┌─ Source data

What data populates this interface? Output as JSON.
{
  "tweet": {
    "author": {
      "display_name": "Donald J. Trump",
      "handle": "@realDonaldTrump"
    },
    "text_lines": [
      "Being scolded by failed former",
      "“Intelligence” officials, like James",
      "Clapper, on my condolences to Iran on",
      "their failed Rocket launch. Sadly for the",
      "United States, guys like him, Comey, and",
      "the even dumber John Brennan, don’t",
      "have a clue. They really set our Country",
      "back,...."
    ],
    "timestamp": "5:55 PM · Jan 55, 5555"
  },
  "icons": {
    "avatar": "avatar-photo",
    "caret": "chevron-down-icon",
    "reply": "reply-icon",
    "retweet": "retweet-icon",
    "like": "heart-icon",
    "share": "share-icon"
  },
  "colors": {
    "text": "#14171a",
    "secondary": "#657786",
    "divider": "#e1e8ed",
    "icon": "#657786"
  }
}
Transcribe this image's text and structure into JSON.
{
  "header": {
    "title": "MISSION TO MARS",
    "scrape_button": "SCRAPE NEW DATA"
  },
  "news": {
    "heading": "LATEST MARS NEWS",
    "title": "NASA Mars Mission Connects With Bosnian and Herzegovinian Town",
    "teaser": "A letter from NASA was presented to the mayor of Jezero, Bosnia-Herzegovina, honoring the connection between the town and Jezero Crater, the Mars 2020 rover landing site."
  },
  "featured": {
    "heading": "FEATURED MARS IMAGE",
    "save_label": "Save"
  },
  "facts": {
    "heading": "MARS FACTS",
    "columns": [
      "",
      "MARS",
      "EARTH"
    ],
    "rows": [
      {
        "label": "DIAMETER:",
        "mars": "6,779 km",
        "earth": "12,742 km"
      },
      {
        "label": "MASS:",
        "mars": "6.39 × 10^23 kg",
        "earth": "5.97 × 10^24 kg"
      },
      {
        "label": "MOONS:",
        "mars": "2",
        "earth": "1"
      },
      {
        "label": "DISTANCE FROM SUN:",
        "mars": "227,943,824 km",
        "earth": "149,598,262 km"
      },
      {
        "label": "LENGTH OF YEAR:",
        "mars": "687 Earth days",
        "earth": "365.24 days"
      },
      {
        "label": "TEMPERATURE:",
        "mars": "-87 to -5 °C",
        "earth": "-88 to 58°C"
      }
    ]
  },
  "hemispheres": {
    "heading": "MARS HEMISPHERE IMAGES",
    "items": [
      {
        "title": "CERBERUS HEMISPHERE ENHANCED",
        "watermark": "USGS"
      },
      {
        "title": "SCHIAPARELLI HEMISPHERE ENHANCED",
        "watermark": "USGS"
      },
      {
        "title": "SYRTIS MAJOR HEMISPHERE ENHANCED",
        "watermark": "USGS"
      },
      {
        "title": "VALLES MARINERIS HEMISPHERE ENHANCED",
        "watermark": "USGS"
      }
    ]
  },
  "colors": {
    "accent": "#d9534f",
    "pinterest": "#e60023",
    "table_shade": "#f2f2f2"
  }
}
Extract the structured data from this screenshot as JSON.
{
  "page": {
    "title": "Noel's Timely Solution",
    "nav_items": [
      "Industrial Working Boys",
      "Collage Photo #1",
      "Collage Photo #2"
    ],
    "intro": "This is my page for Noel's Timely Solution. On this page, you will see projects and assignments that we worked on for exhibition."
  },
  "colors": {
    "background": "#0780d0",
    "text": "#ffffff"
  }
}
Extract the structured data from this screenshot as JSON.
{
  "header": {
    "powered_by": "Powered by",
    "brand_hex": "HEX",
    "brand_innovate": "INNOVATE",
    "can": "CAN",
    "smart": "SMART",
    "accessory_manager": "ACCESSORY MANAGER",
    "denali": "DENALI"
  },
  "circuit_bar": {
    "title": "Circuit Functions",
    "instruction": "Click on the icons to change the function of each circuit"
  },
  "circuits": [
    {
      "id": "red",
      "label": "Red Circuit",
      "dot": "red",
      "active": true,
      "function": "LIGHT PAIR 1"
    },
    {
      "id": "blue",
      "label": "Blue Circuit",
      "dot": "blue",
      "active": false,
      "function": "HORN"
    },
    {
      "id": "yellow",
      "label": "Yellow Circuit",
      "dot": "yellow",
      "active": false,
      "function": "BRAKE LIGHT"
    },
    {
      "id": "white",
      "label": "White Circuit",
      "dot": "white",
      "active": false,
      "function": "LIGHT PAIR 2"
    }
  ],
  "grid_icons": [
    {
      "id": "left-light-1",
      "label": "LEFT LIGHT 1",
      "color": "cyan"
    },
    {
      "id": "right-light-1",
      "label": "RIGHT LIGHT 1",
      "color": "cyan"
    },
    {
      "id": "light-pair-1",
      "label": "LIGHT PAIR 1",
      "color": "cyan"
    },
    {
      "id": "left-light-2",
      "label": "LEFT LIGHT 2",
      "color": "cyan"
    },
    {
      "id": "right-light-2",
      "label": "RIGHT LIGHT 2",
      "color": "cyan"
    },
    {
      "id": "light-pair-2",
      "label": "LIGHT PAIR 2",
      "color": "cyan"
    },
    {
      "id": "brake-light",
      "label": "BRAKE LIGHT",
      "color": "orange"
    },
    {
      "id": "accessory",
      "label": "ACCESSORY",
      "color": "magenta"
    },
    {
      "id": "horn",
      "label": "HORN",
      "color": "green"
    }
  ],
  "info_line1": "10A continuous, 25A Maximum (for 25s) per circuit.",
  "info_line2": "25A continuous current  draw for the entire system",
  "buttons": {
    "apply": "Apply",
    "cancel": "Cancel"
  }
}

└─

• What to work on
Take every line from the data that contains the word "NASA".

• Response
    "title": "NASA Mars Mission Connects With Bosnian and Herzegovinian Town",
    "teaser": "A letter from NASA was presented to the mayor of Jezero, Bosnia-Herzegovina, honoring the connection between the town and Jezero Crater, the Mars 2020 rover landing site."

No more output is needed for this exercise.